[Collected data]
##############################

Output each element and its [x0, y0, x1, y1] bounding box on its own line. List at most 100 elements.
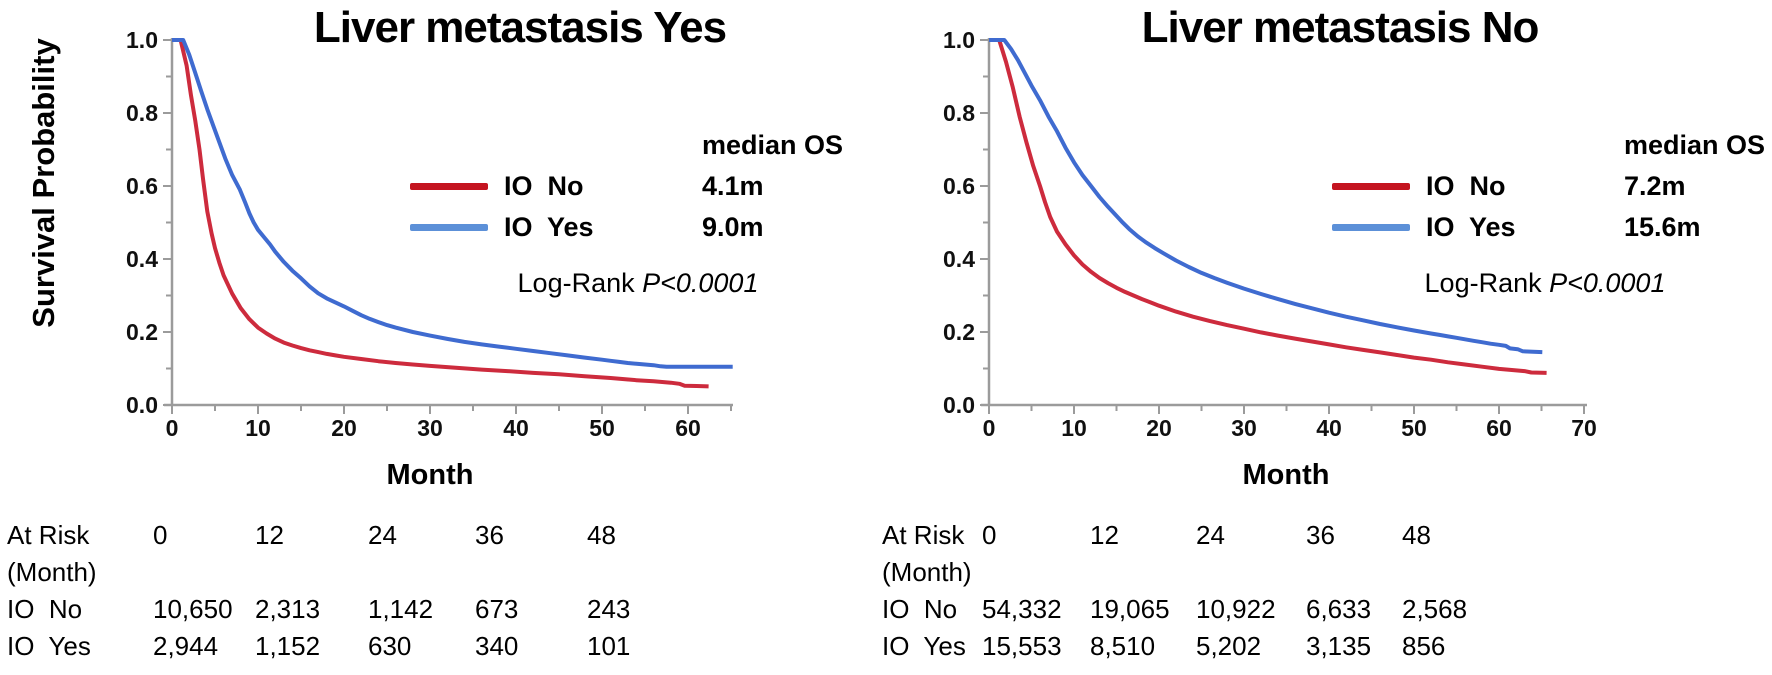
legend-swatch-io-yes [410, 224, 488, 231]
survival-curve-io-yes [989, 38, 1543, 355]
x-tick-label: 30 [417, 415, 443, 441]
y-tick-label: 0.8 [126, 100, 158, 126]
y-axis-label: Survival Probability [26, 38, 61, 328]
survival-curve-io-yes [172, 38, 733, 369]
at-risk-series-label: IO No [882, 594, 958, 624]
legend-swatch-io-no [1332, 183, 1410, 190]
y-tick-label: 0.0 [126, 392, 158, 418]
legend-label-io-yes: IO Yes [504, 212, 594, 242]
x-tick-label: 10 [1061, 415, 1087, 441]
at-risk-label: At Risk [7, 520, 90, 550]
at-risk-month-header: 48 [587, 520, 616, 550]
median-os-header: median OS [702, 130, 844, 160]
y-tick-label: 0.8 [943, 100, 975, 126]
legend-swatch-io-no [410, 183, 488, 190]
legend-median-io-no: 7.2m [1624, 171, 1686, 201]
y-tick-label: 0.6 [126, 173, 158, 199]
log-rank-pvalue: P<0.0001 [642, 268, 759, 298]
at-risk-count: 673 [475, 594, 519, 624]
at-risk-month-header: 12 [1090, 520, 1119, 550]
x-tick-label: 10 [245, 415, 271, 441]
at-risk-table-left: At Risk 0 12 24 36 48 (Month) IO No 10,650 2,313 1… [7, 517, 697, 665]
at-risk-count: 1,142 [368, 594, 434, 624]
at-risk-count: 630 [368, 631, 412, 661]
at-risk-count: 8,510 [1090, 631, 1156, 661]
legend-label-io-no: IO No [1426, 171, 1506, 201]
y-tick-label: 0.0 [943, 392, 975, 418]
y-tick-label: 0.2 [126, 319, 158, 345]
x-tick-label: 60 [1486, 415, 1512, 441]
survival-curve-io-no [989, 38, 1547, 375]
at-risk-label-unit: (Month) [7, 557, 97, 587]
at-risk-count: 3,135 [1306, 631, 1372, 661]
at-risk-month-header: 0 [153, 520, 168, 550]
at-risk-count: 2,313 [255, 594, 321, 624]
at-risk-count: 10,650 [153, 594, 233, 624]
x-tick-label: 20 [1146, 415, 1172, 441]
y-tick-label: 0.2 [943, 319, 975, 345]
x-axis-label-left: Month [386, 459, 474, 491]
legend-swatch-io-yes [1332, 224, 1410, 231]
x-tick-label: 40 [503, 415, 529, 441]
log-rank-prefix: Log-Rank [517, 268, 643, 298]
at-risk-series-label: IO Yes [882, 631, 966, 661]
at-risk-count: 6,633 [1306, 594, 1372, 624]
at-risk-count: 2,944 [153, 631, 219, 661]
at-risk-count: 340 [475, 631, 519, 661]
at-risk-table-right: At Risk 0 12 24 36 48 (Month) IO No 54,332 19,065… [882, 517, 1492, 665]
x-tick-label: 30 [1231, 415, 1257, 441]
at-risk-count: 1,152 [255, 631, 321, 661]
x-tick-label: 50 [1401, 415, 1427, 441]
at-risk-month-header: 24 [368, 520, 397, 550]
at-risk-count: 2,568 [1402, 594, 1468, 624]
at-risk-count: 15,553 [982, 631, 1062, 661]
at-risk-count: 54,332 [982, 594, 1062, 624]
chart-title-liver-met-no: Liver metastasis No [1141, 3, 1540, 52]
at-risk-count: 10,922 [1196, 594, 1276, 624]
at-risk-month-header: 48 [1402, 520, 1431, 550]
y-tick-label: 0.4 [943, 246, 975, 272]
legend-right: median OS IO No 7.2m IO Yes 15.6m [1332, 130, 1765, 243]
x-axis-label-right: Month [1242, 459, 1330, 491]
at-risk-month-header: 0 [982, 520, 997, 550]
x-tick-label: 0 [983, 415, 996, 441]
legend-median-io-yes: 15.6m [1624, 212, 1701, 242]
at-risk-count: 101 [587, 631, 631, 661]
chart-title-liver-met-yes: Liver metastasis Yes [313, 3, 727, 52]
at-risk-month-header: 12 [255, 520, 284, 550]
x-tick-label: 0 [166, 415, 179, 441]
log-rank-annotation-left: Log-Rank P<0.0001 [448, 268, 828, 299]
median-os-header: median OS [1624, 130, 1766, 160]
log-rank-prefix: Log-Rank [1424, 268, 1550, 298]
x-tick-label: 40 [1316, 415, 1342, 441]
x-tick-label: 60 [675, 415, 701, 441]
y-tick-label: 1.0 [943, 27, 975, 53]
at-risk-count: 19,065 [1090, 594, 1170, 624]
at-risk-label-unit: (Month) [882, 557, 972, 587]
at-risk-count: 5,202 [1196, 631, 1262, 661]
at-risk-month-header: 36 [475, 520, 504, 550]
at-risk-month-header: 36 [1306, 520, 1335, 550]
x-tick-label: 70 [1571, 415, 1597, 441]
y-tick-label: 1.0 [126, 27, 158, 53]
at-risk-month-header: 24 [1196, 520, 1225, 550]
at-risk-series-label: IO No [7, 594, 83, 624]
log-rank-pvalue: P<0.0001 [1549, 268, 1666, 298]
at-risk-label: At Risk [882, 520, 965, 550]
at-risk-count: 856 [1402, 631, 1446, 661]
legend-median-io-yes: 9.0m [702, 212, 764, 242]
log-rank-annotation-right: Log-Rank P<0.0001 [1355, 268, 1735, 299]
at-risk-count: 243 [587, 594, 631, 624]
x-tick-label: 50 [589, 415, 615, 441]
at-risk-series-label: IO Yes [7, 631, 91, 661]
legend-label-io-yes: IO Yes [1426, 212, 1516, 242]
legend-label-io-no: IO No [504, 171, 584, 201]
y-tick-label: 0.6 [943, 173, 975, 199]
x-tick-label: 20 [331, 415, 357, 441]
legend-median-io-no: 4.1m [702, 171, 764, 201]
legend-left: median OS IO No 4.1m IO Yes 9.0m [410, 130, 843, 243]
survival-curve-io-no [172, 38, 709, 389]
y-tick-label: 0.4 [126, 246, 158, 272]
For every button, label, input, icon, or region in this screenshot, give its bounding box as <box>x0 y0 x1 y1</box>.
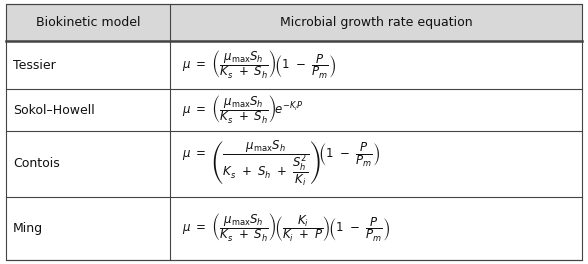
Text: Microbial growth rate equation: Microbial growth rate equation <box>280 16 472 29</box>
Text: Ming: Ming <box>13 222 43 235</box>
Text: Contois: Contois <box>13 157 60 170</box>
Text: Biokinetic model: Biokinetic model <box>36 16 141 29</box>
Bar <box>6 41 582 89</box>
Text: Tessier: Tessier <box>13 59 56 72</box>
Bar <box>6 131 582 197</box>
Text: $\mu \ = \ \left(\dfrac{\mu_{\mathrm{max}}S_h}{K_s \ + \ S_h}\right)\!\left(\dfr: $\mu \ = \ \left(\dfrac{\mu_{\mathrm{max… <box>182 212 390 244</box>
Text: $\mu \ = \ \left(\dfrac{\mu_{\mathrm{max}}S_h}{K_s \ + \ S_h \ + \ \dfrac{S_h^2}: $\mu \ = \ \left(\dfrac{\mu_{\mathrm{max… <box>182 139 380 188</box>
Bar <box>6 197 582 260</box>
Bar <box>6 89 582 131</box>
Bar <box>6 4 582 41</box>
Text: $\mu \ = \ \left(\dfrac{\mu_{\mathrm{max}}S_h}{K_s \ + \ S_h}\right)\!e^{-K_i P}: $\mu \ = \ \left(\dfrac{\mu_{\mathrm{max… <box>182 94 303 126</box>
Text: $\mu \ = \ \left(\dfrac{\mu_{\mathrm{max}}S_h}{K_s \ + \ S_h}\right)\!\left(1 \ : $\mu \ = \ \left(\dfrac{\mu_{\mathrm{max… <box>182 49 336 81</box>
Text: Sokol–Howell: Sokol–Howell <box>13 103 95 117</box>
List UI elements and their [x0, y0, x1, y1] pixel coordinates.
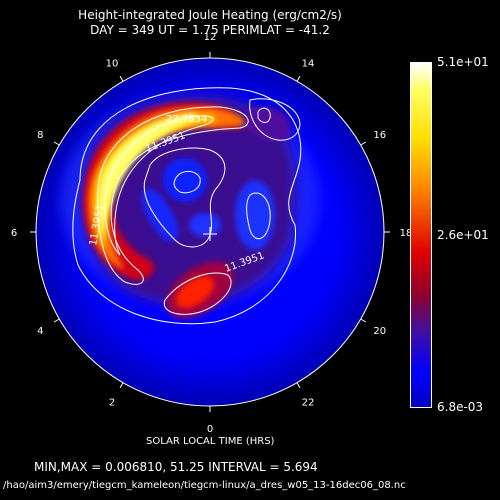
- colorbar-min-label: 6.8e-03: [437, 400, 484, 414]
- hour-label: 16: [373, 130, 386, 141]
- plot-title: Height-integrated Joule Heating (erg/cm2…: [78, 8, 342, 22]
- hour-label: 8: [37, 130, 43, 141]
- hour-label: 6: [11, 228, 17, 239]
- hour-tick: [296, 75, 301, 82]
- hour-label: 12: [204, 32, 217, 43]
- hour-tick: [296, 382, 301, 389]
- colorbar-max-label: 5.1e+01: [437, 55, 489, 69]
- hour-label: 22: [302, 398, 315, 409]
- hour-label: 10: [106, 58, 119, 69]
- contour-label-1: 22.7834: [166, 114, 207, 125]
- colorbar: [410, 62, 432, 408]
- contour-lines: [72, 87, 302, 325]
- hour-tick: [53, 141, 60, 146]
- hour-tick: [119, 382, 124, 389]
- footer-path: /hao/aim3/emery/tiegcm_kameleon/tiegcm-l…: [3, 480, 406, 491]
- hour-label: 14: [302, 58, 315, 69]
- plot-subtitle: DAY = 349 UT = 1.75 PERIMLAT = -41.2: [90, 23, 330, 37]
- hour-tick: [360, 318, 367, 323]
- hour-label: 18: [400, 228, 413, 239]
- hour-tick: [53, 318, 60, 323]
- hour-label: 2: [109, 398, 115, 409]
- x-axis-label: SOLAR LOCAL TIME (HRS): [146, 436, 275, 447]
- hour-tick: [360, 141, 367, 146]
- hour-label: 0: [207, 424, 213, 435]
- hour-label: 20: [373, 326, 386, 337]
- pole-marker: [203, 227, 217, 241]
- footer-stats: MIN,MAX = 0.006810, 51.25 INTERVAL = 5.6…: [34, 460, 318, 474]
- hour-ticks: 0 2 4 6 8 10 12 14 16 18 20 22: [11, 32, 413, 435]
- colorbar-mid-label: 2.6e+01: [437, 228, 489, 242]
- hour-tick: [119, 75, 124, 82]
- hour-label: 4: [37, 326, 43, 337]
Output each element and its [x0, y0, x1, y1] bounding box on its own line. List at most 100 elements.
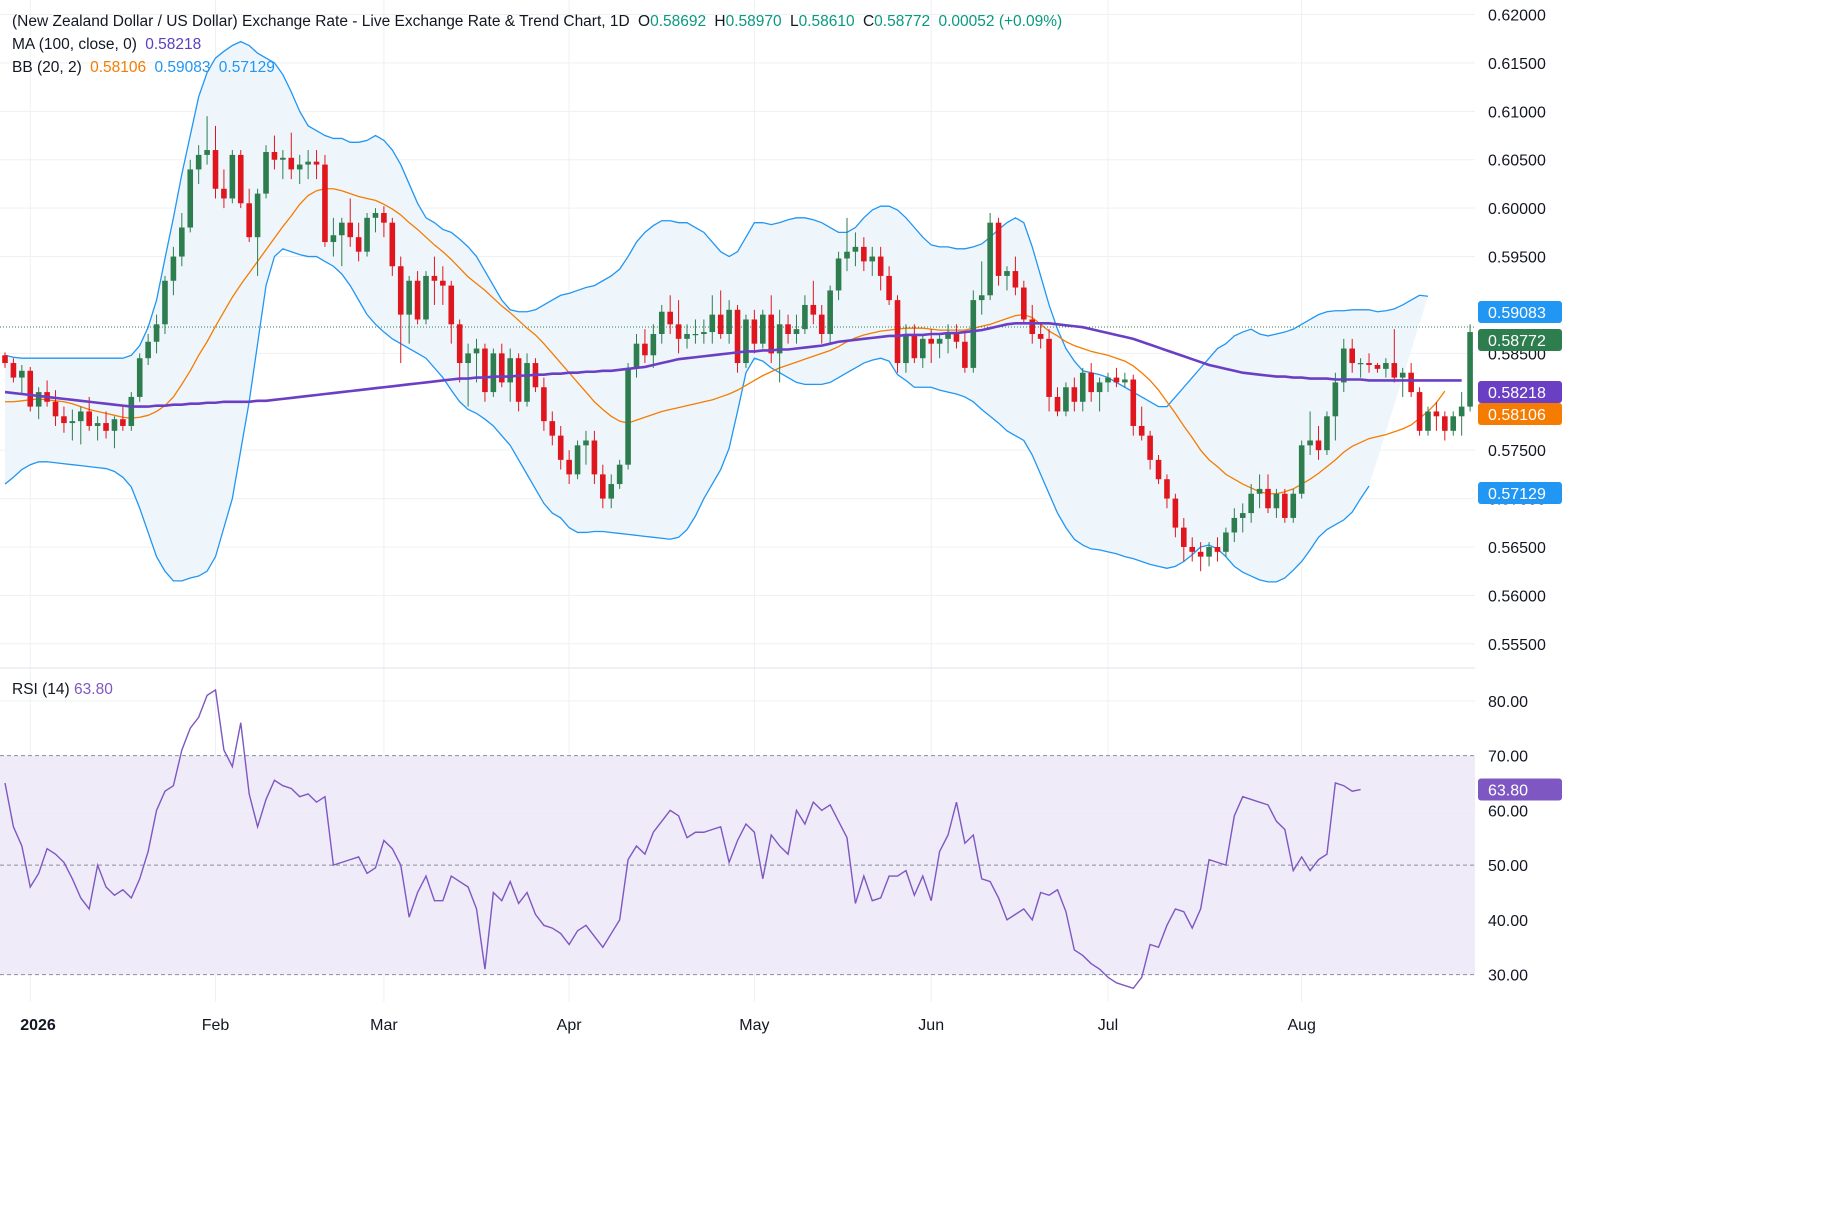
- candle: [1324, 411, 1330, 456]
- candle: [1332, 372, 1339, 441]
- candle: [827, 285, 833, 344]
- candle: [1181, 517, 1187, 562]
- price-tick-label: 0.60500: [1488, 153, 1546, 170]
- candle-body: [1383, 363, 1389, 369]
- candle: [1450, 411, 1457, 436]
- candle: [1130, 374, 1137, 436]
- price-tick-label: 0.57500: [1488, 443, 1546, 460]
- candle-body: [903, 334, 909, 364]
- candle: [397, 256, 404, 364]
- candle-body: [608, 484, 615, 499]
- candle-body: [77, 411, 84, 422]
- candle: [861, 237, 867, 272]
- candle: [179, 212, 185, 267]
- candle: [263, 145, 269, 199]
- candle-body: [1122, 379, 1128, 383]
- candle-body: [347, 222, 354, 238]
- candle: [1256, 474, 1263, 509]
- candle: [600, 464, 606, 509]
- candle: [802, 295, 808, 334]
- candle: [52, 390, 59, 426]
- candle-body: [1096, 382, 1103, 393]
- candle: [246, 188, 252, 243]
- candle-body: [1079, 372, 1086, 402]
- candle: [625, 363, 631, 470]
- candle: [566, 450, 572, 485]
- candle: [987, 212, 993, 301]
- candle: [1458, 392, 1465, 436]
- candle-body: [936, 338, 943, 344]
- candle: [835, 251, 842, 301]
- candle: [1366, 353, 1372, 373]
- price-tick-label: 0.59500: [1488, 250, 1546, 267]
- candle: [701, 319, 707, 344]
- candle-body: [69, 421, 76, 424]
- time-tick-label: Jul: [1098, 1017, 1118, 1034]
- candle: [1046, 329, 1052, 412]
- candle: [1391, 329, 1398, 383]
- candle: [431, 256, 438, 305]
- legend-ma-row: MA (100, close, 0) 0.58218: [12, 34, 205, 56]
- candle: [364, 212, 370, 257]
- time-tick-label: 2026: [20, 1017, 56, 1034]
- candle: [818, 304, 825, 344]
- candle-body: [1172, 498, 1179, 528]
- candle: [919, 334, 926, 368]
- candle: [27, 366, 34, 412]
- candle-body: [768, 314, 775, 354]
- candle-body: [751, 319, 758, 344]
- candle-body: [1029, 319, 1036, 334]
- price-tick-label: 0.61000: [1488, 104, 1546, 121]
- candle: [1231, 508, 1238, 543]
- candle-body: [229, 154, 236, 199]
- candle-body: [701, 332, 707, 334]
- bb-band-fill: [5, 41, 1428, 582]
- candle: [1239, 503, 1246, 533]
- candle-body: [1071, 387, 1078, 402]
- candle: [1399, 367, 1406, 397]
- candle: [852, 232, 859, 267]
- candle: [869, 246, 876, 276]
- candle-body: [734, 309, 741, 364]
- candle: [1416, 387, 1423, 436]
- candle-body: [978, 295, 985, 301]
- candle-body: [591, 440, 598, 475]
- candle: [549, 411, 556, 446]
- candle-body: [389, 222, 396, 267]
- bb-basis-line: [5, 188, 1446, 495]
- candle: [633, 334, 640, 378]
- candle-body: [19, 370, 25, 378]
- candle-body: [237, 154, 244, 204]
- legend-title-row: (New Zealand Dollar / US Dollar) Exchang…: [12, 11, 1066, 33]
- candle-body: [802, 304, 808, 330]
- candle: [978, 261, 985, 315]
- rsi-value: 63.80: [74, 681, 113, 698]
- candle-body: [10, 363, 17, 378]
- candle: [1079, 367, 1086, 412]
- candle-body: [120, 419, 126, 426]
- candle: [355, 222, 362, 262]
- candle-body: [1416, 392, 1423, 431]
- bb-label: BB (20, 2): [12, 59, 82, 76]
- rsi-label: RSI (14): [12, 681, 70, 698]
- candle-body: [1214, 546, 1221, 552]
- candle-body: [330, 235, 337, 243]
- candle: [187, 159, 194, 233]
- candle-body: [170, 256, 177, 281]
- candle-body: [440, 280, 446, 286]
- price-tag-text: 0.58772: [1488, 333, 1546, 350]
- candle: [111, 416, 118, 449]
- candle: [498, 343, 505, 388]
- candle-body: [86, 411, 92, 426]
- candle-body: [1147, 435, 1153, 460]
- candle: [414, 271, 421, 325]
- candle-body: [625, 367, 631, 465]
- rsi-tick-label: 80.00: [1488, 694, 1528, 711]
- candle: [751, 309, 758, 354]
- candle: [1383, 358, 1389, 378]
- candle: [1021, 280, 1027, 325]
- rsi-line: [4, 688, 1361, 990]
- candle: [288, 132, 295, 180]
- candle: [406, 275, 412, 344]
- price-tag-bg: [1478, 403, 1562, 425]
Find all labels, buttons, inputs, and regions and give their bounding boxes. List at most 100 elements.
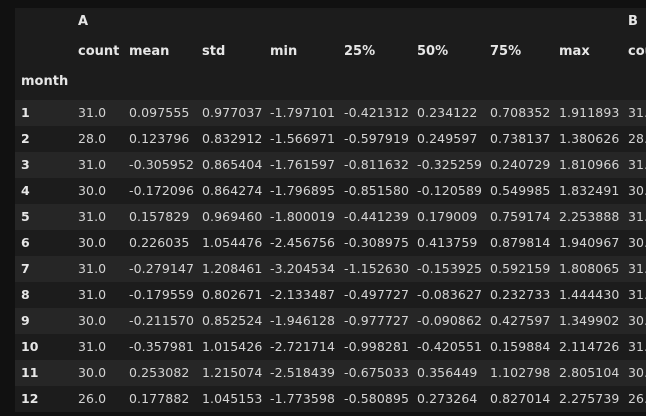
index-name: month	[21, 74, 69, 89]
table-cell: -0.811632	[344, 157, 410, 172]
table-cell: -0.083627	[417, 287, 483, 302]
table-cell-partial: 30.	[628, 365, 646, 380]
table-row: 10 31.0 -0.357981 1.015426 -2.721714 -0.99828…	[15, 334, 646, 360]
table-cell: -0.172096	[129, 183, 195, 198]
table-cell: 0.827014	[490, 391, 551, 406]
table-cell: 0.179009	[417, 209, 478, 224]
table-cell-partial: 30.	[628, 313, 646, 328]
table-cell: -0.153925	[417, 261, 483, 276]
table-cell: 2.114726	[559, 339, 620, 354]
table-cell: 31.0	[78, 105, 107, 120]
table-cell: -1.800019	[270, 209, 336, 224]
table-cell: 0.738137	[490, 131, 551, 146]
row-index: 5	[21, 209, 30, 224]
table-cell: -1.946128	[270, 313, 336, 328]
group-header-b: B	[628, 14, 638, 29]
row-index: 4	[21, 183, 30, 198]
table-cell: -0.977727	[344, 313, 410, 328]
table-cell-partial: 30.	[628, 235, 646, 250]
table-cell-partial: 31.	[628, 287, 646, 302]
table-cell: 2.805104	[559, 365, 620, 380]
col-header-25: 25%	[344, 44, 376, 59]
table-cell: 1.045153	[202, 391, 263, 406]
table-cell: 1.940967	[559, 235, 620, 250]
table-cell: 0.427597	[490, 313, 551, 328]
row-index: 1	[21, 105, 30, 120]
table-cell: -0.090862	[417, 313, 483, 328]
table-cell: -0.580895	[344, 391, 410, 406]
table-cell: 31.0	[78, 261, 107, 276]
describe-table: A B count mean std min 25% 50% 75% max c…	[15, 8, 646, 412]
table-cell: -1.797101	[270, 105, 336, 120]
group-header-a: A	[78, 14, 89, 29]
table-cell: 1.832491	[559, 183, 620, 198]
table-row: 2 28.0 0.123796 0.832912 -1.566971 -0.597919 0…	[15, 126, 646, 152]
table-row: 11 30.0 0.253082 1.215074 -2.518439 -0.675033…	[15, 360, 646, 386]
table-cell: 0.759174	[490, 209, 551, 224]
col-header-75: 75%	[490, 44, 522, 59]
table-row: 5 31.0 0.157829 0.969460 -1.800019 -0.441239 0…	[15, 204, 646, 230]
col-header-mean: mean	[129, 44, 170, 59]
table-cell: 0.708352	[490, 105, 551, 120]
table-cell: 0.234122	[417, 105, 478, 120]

##############################

[CHALLENGE]
Count the lines in the material above that contain the string "liver", and reply with that number alone.

[CORRECT OUTPUT]
2